Pick out each line with the word "Family" from the material that follows.
# start of Material for the task
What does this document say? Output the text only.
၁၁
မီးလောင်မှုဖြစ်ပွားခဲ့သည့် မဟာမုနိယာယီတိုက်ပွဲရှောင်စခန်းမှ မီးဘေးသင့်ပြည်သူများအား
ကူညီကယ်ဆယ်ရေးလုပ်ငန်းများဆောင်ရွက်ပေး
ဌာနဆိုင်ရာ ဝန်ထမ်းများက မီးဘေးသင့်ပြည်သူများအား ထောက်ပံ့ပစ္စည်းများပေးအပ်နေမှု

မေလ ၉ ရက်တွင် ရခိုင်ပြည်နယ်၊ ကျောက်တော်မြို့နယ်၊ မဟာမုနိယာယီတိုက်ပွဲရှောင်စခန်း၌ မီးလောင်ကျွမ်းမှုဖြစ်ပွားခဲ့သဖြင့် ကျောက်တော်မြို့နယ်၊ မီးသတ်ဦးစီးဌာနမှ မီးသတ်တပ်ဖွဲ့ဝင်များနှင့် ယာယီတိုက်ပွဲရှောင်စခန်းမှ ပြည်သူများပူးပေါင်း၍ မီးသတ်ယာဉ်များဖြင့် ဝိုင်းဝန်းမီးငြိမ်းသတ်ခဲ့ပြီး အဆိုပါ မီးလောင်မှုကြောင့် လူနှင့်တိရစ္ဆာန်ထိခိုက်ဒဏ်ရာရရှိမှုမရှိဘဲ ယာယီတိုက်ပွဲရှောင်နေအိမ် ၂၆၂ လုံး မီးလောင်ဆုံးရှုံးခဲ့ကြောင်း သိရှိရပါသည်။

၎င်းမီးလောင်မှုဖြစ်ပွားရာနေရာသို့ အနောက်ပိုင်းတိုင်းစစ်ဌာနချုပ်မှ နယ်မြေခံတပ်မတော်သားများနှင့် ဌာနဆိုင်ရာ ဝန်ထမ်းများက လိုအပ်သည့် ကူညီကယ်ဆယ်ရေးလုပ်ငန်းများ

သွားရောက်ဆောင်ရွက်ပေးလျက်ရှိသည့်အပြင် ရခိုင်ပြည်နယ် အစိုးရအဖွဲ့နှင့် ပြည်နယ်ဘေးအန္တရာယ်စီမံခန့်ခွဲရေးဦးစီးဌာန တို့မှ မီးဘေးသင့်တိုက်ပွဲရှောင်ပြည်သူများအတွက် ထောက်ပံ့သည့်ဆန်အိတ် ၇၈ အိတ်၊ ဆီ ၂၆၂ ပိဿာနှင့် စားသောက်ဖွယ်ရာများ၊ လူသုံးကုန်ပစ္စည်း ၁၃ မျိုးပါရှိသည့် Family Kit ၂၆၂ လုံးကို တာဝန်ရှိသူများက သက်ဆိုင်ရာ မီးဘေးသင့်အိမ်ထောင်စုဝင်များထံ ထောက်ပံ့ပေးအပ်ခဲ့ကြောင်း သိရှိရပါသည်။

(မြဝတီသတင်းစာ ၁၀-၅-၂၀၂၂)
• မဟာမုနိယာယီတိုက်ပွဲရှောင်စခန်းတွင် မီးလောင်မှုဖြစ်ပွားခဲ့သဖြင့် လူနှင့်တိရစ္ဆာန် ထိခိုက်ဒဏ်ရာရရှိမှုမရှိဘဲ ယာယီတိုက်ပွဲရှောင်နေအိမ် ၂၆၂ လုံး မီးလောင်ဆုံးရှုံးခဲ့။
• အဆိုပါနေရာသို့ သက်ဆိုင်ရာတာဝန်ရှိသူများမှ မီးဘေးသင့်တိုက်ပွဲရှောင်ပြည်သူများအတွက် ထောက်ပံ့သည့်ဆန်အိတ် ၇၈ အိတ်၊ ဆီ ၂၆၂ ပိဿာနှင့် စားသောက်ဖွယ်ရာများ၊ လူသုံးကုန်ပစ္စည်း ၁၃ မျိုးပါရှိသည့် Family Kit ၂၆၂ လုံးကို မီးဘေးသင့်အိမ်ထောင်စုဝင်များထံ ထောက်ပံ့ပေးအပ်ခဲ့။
# end of Material for the task
* **Solution**:
သွားရောက်ဆောင်ရွက်ပေးလျက်ရှိသည့်အပြင် ရခိုင်ပြည်နယ် အစိုးရအဖွဲ့နှင့် ပြည်နယ်ဘေးအန္တရာယ်စီမံခန့်ခွဲရေးဦးစီးဌာန တို့မှ မီးဘေးသင့်တိုက်ပွဲရှောင်ပြည်သူများအတွက် ထောက်ပံ့သည့်ဆန်အိတ် ၇၈ အိတ်၊ ဆီ ၂၆၂ ပိဿာနှင့် စားသောက်ဖွယ်ရာများ၊ လူသုံးကုန်ပစ္စည်း ၁၃ မျိုးပါရှိသည့် Family Kit ၂၆၂ လုံးကို တာဝန်ရှိသူများက သက်ဆိုင်ရာ မီးဘေးသင့်အိမ်ထောင်စုဝင်များထံ ထောက်ပံ့ပေးအပ်ခဲ့ကြောင်း သိရှိရပါသည်။
• အဆိုပါနေရာသို့ သက်ဆိုင်ရာတာဝန်ရှိသူများမှ မီးဘေးသင့်တိုက်ပွဲရှောင်ပြည်သူများအတွက် ထောက်ပံ့သည့်ဆန်အိတ် ၇၈ အိတ်၊ ဆီ ၂၆၂ ပိဿာနှင့် စားသောက်ဖွယ်ရာများ၊ လူသုံးကုန်ပစ္စည်း ၁၃ မျိုးပါရှိသည့် Family Kit ၂၆၂ လုံးကို မီးဘေးသင့်အိမ်ထောင်စုဝင်များထံ ထောက်ပံ့ပေးအပ်ခဲ့။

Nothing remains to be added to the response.